** start Input material **
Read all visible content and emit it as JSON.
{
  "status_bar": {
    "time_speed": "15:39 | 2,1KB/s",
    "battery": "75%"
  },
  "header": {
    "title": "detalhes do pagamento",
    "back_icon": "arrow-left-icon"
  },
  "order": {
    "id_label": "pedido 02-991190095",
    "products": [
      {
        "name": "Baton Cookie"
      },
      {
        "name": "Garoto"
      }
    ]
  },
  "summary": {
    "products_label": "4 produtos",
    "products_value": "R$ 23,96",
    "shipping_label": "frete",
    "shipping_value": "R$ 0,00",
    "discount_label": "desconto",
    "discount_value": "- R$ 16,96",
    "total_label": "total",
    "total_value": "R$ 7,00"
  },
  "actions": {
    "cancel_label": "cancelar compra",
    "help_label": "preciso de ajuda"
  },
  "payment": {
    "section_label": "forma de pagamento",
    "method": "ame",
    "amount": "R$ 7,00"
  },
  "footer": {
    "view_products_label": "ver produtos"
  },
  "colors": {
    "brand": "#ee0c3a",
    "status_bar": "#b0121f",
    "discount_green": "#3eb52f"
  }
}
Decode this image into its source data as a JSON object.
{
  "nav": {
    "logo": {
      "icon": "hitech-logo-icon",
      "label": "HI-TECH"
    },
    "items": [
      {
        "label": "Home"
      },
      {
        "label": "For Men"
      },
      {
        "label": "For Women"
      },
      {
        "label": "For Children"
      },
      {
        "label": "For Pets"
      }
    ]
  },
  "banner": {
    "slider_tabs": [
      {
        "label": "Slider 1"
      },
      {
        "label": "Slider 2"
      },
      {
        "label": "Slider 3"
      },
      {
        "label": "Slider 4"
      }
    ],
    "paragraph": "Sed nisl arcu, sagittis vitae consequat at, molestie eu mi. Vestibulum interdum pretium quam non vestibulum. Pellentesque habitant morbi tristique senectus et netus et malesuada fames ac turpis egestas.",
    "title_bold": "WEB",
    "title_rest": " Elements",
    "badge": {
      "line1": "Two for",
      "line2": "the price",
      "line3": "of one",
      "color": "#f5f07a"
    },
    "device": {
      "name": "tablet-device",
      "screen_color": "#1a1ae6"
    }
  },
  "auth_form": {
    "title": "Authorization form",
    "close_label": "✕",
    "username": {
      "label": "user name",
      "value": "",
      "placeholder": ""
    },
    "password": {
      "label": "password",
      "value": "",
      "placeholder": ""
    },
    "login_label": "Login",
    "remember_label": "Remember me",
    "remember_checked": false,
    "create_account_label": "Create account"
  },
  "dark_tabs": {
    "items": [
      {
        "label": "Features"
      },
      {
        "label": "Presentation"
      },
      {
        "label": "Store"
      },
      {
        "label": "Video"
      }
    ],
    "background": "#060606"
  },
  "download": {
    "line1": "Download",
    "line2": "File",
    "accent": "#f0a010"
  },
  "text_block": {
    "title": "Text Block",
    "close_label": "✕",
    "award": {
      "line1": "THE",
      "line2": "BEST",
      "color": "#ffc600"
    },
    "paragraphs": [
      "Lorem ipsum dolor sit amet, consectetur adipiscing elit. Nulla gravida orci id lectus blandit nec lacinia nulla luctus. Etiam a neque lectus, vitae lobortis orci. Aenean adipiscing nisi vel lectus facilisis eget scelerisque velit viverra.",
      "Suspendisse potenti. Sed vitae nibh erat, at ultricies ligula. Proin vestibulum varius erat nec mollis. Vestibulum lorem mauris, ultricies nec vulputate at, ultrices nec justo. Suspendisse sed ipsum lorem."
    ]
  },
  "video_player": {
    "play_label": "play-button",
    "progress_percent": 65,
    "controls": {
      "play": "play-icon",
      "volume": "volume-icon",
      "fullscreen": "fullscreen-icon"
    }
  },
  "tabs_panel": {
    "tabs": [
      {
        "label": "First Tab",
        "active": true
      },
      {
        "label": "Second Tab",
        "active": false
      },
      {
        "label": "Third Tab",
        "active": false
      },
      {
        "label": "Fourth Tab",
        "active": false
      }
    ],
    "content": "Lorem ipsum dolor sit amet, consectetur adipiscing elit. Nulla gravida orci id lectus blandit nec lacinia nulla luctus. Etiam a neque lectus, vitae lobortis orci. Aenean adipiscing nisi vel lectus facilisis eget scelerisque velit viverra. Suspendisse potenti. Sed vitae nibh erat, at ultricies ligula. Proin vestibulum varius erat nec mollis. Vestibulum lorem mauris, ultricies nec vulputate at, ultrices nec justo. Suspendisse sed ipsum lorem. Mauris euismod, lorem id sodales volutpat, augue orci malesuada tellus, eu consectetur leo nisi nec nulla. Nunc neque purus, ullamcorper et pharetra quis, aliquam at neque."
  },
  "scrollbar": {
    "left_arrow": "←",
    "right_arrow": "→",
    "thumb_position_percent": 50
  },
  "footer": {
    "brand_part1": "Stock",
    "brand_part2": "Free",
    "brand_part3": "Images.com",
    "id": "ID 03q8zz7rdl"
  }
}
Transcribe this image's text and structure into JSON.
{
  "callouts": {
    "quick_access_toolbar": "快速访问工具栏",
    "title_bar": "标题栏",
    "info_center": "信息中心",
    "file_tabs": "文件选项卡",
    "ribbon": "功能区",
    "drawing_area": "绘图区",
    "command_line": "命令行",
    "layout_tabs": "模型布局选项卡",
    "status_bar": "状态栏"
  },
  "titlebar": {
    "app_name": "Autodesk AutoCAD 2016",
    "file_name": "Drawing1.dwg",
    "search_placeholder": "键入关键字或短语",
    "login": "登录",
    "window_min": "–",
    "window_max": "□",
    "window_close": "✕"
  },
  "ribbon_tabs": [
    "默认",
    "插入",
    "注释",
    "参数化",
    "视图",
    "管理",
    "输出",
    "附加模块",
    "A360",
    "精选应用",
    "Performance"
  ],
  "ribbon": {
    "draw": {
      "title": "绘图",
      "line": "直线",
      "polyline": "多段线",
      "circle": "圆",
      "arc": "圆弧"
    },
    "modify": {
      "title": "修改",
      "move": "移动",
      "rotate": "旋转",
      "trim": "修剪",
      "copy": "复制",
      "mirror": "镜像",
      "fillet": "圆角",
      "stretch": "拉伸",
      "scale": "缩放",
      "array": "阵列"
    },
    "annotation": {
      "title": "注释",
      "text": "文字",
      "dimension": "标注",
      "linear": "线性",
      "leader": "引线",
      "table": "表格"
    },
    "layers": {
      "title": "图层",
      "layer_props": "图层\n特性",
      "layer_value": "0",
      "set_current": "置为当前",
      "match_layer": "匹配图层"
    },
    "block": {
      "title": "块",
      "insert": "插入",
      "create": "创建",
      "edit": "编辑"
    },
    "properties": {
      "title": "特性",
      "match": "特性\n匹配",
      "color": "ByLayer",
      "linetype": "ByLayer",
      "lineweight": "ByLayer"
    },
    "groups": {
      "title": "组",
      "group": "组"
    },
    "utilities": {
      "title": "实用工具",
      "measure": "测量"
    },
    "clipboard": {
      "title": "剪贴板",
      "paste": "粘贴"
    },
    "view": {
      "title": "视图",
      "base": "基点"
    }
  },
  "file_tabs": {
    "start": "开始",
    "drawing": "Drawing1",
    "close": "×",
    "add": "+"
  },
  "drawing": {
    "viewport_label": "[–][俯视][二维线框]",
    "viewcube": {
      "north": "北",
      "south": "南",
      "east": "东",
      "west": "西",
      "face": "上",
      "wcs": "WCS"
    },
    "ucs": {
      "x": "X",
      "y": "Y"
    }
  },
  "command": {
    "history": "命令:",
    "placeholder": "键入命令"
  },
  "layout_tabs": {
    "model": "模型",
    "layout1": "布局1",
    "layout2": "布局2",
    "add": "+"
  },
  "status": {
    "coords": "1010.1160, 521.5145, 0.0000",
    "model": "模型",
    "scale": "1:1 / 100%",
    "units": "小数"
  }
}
** end Input material **
**What the task requires**: Each line of the material above needs to be quoted exactly, please.

**Exercise output**:
Read all visible content and emit it as JSON.
{
  "status_bar": {
    "time_speed": "15:39 | 2,1KB/s",
    "battery": "75%"
  },
  "header": {
    "title": "detalhes do pagamento",
    "back_icon": "arrow-left-icon"
  },
  "order": {
    "id_label": "pedido 02-991190095",
    "products": [
      {
        "name": "Baton Cookie"
      },
      {
        "name": "Garoto"
      }
    ]
  },
  "summary": {
    "products_label": "4 produtos",
    "products_value": "R$ 23,96",
    "shipping_label": "frete",
    "shipping_value": "R$ 0,00",
    "discount_label": "desconto",
    "discount_value": "- R$ 16,96",
    "total_label": "total",
    "total_value": "R$ 7,00"
  },
  "actions": {
    "cancel_label": "cancelar compra",
    "help_label": "preciso de ajuda"
  },
  "payment": {
    "section_label": "forma de pagamento",
    "method": "ame",
    "amount": "R$ 7,00"
  },
  "footer": {
    "view_products_label": "ver produtos"
  },
  "colors": {
    "brand": "#ee0c3a",
    "status_bar": "#b0121f",
    "discount_green": "#3eb52f"
  }
}
Decode this image into its source data as a JSON object.
{
  "nav": {
    "logo": {
      "icon": "hitech-logo-icon",
      "label": "HI-TECH"
    },
    "items": [
      {
        "label": "Home"
      },
      {
        "label": "For Men"
      },
      {
        "label": "For Women"
      },
      {
        "label": "For Children"
      },
      {
        "label": "For Pets"
      }
    ]
  },
  "banner": {
    "slider_tabs": [
      {
        "label": "Slider 1"
      },
      {
        "label": "Slider 2"
      },
      {
        "label": "Slider 3"
      },
      {
        "label": "Slider 4"
      }
    ],
    "paragraph": "Sed nisl arcu, sagittis vitae consequat at, molestie eu mi. Vestibulum interdum pretium quam non vestibulum. Pellentesque habitant morbi tristique senectus et netus et malesuada fames ac turpis egestas.",
    "title_bold": "WEB",
    "title_rest": " Elements",
    "badge": {
      "line1": "Two for",
      "line2": "the price",
      "line3": "of one",
      "color": "#f5f07a"
    },
    "device": {
      "name": "tablet-device",
      "screen_color": "#1a1ae6"
    }
  },
  "auth_form": {
    "title": "Authorization form",
    "close_label": "✕",
    "username": {
      "label": "user name",
      "value": "",
      "placeholder": ""
    },
    "password": {
      "label": "password",
      "value": "",
      "placeholder": ""
    },
    "login_label": "Login",
    "remember_label": "Remember me",
    "remember_checked": false,
    "create_account_label": "Create account"
  },
  "dark_tabs": {
    "items": [
      {
        "label": "Features"
      },
      {
        "label": "Presentation"
      },
      {
        "label": "Store"
      },
      {
        "label": "Video"
      }
    ],
    "background": "#060606"
  },
  "download": {
    "line1": "Download",
    "line2": "File",
    "accent": "#f0a010"
  },
  "text_block": {
    "title": "Text Block",
    "close_label": "✕",
    "award": {
      "line1": "THE",
      "line2": "BEST",
      "color": "#ffc600"
    },
    "paragraphs": [
      "Lorem ipsum dolor sit amet, consectetur adipiscing elit. Nulla gravida orci id lectus blandit nec lacinia nulla luctus. Etiam a neque lectus, vitae lobortis orci. Aenean adipiscing nisi vel lectus facilisis eget scelerisque velit viverra.",
      "Suspendisse potenti. Sed vitae nibh erat, at ultricies ligula. Proin vestibulum varius erat nec mollis. Vestibulum lorem mauris, ultricies nec vulputate at, ultrices nec justo. Suspendisse sed ipsum lorem."
    ]
  },
  "video_player": {
    "play_label": "play-button",
    "progress_percent": 65,
    "controls": {
      "play": "play-icon",
      "volume": "volume-icon",
      "fullscreen": "fullscreen-icon"
    }
  },
  "tabs_panel": {
    "tabs": [
      {
        "label": "First Tab",
        "active": true
      },
      {
        "label": "Second Tab",
        "active": false
      },
      {
        "label": "Third Tab",
        "active": false
      },
      {
        "label": "Fourth Tab",
        "active": false
      }
    ],
    "content": "Lorem ipsum dolor sit amet, consectetur adipiscing elit. Nulla gravida orci id lectus blandit nec lacinia nulla luctus. Etiam a neque lectus, vitae lobortis orci. Aenean adipiscing nisi vel lectus facilisis eget scelerisque velit viverra. Suspendisse potenti. Sed vitae nibh erat, at ultricies ligula. Proin vestibulum varius erat nec mollis. Vestibulum lorem mauris, ultricies nec vulputate at, ultrices nec justo. Suspendisse sed ipsum lorem. Mauris euismod, lorem id sodales volutpat, augue orci malesuada tellus, eu consectetur leo nisi nec nulla. Nunc neque purus, ullamcorper et pharetra quis, aliquam at neque."
  },
  "scrollbar": {
    "left_arrow": "←",
    "right_arrow": "→",
    "thumb_position_percent": 50
  },
  "footer": {
    "brand_part1": "Stock",
    "brand_part2": "Free",
    "brand_part3": "Images.com",
    "id": "ID 03q8zz7rdl"
  }
}
Transcribe this image's text and structure into JSON.
{
  "callouts": {
    "quick_access_toolbar": "快速访问工具栏",
    "title_bar": "标题栏",
    "info_center": "信息中心",
    "file_tabs": "文件选项卡",
    "ribbon": "功能区",
    "drawing_area": "绘图区",
    "command_line": "命令行",
    "layout_tabs": "模型布局选项卡",
    "status_bar": "状态栏"
  },
  "titlebar": {
    "app_name": "Autodesk AutoCAD 2016",
    "file_name": "Drawing1.dwg",
    "search_placeholder": "键入关键字或短语",
    "login": "登录",
    "window_min": "–",
    "window_max": "□",
    "window_close": "✕"
  },
  "ribbon_tabs": [
    "默认",
    "插入",
    "注释",
    "参数化",
    "视图",
    "管理",
    "输出",
    "附加模块",
    "A360",
    "精选应用",
    "Performance"
  ],
  "ribbon": {
    "draw": {
      "title": "绘图",
      "line": "直线",
      "polyline": "多段线",
      "circle": "圆",
      "arc": "圆弧"
    },
    "modify": {
      "title": "修改",
      "move": "移动",
      "rotate": "旋转",
      "trim": "修剪",
      "copy": "复制",
      "mirror": "镜像",
      "fillet": "圆角",
      "stretch": "拉伸",
      "scale": "缩放",
      "array": "阵列"
    },
    "annotation": {
      "title": "注释",
      "text": "文字",
      "dimension": "标注",
      "linear": "线性",
      "leader": "引线",
      "table": "表格"
    },
    "layers": {
      "title": "图层",
      "layer_props": "图层\n特性",
      "layer_value": "0",
      "set_current": "置为当前",
      "match_layer": "匹配图层"
    },
    "block": {
      "title": "块",
      "insert": "插入",
      "create": "创建",
      "edit": "编辑"
    },
    "properties": {
      "title": "特性",
      "match": "特性\n匹配",
      "color": "ByLayer",
      "linetype": "ByLayer",
      "lineweight": "ByLayer"
    },
    "groups": {
      "title": "组",
      "group": "组"
    },
    "utilities": {
      "title": "实用工具",
      "measure": "测量"
    },
    "clipboard": {
      "title": "剪贴板",
      "paste": "粘贴"
    },
    "view": {
      "title": "视图",
      "base": "基点"
    }
  },
  "file_tabs": {
    "start": "开始",
    "drawing": "Drawing1",
    "close": "×",
    "add": "+"
  },
  "drawing": {
    "viewport_label": "[–][俯视][二维线框]",
    "viewcube": {
      "north": "北",
      "south": "南",
      "east": "东",
      "west": "西",
      "face": "上",
      "wcs": "WCS"
    },
    "ucs": {
      "x": "X",
      "y": "Y"
    }
  },
  "command": {
    "history": "命令:",
    "placeholder": "键入命令"
  },
  "layout_tabs": {
    "model": "模型",
    "layout1": "布局1",
    "layout2": "布局2",
    "add": "+"
  },
  "status": {
    "coords": "1010.1160, 521.5145, 0.0000",
    "model": "模型",
    "scale": "1:1 / 100%",
    "units": "小数"
  }
}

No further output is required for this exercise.